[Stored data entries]
-.-.-
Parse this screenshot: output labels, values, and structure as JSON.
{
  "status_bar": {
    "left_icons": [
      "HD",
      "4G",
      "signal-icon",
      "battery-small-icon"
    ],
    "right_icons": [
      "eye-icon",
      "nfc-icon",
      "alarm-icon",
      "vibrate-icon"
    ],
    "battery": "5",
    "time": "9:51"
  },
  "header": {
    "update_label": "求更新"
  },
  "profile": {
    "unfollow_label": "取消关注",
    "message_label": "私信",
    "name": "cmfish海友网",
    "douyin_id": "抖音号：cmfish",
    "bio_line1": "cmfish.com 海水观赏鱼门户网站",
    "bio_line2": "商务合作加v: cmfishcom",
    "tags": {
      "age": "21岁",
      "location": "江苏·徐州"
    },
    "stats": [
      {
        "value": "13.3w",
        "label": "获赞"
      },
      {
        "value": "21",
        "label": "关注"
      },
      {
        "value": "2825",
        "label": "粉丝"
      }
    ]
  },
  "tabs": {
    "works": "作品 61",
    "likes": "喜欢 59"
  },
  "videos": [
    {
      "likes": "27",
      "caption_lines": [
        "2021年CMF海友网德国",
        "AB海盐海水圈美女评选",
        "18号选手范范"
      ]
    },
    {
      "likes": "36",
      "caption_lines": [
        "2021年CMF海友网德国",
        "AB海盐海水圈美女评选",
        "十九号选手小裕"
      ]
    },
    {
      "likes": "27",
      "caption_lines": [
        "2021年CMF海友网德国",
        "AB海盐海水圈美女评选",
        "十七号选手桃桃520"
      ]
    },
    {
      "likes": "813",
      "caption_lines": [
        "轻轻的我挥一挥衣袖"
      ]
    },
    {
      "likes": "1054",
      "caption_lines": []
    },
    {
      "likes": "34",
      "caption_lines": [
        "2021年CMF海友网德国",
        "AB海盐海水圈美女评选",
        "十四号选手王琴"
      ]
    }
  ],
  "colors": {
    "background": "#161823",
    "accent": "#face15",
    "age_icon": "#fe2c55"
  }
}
-.-.-
**To be done**
Please restate the records in full, word for word.

**Exercise output**
Parse this screenshot: output labels, values, and structure as JSON.
{
  "status_bar": {
    "left_icons": [
      "HD",
      "4G",
      "signal-icon",
      "battery-small-icon"
    ],
    "right_icons": [
      "eye-icon",
      "nfc-icon",
      "alarm-icon",
      "vibrate-icon"
    ],
    "battery": "5",
    "time": "9:51"
  },
  "header": {
    "update_label": "求更新"
  },
  "profile": {
    "unfollow_label": "取消关注",
    "message_label": "私信",
    "name": "cmfish海友网",
    "douyin_id": "抖音号：cmfish",
    "bio_line1": "cmfish.com 海水观赏鱼门户网站",
    "bio_line2": "商务合作加v: cmfishcom",
    "tags": {
      "age": "21岁",
      "location": "江苏·徐州"
    },
    "stats": [
      {
        "value": "13.3w",
        "label": "获赞"
      },
      {
        "value": "21",
        "label": "关注"
      },
      {
        "value": "2825",
        "label": "粉丝"
      }
    ]
  },
  "tabs": {
    "works": "作品 61",
    "likes": "喜欢 59"
  },
  "videos": [
    {
      "likes": "27",
      "caption_lines": [
        "2021年CMF海友网德国",
        "AB海盐海水圈美女评选",
        "18号选手范范"
      ]
    },
    {
      "likes": "36",
      "caption_lines": [
        "2021年CMF海友网德国",
        "AB海盐海水圈美女评选",
        "十九号选手小裕"
      ]
    },
    {
      "likes": "27",
      "caption_lines": [
        "2021年CMF海友网德国",
        "AB海盐海水圈美女评选",
        "十七号选手桃桃520"
      ]
    },
    {
      "likes": "813",
      "caption_lines": [
        "轻轻的我挥一挥衣袖"
      ]
    },
    {
      "likes": "1054",
      "caption_lines": []
    },
    {
      "likes": "34",
      "caption_lines": [
        "2021年CMF海友网德国",
        "AB海盐海水圈美女评选",
        "十四号选手王琴"
      ]
    }
  ],
  "colors": {
    "background": "#161823",
    "accent": "#face15",
    "age_icon": "#fe2c55"
  }
}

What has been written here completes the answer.